§ **WHAT TO PRODUCE**
If a line of the data below contains the string "centros", count it, then state the total alone.

§ **DATA FOR THIS TASK**
<<<<
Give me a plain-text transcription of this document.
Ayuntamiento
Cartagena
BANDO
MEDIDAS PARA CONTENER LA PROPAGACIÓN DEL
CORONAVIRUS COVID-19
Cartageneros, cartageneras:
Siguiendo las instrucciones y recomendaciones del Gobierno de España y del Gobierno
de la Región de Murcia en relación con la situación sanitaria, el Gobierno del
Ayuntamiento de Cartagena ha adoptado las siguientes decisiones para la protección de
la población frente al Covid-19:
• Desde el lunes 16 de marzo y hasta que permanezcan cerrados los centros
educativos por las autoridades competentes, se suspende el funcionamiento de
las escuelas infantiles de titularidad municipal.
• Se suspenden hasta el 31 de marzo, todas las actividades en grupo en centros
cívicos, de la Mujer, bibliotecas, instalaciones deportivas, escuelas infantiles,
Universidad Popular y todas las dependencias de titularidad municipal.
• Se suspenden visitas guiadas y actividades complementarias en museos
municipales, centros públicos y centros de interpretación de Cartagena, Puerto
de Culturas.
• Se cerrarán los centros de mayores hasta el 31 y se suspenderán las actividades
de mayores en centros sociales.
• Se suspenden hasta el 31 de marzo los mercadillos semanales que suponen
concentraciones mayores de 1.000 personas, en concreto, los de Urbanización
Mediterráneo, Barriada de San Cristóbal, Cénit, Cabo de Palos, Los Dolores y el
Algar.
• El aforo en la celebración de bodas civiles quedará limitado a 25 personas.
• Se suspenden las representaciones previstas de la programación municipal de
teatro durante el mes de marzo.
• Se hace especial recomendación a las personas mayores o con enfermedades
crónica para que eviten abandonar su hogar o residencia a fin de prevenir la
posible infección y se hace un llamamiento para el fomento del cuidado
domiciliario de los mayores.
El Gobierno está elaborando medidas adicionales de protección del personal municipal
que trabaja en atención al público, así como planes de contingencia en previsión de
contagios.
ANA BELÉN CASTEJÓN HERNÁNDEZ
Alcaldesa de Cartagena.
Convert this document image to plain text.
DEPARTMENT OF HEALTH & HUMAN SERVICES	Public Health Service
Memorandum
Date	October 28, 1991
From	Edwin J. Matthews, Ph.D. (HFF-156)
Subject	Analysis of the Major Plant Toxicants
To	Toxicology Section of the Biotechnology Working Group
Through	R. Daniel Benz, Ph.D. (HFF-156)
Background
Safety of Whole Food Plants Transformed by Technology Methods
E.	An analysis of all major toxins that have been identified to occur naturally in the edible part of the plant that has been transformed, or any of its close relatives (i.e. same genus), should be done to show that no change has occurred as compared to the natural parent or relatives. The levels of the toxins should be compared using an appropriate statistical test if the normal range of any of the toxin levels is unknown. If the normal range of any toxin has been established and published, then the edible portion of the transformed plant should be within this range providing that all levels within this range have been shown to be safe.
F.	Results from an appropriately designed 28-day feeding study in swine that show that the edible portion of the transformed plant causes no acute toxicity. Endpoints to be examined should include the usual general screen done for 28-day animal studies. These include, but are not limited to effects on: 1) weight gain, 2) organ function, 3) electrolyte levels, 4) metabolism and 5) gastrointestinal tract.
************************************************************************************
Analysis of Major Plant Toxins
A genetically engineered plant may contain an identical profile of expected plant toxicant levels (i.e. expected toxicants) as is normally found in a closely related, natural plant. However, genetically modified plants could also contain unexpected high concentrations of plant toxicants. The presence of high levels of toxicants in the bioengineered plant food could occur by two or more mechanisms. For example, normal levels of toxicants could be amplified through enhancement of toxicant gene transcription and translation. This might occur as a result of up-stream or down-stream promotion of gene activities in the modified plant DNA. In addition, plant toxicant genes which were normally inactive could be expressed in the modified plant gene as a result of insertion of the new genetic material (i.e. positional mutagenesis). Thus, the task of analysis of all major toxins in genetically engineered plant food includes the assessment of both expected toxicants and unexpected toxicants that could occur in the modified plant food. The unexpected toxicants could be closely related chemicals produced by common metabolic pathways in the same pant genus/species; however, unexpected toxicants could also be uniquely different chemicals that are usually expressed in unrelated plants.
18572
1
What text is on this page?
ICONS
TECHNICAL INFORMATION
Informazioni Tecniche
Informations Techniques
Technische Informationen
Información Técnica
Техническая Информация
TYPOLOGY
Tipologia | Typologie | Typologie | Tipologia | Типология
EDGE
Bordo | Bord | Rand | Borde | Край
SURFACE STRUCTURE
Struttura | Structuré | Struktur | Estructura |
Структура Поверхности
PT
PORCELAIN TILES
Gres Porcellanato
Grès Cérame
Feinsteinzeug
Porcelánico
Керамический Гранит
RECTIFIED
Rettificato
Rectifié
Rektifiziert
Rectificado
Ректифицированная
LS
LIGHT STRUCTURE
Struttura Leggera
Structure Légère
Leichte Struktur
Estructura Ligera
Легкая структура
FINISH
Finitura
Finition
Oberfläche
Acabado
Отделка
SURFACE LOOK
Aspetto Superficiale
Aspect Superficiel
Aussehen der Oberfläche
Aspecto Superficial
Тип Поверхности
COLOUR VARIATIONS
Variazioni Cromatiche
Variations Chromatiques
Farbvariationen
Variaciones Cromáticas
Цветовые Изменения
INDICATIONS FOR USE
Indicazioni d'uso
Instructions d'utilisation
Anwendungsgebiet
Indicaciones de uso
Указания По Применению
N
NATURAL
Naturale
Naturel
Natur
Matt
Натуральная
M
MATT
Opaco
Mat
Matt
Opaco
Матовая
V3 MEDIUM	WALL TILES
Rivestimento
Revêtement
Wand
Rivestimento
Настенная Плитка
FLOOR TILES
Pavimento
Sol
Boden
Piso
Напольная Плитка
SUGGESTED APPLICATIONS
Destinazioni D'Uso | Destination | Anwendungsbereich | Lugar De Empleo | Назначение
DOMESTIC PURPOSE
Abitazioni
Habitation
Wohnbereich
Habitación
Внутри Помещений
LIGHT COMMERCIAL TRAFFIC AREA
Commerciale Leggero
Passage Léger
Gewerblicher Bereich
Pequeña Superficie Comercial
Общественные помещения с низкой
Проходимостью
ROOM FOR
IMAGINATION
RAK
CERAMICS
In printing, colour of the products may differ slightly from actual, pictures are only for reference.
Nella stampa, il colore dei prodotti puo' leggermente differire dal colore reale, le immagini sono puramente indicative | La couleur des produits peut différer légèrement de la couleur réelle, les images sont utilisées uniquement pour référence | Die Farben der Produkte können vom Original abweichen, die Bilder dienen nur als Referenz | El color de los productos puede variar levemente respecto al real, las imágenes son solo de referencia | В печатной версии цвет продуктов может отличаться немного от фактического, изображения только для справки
>>>>
§ **RESPONSE AREA**
5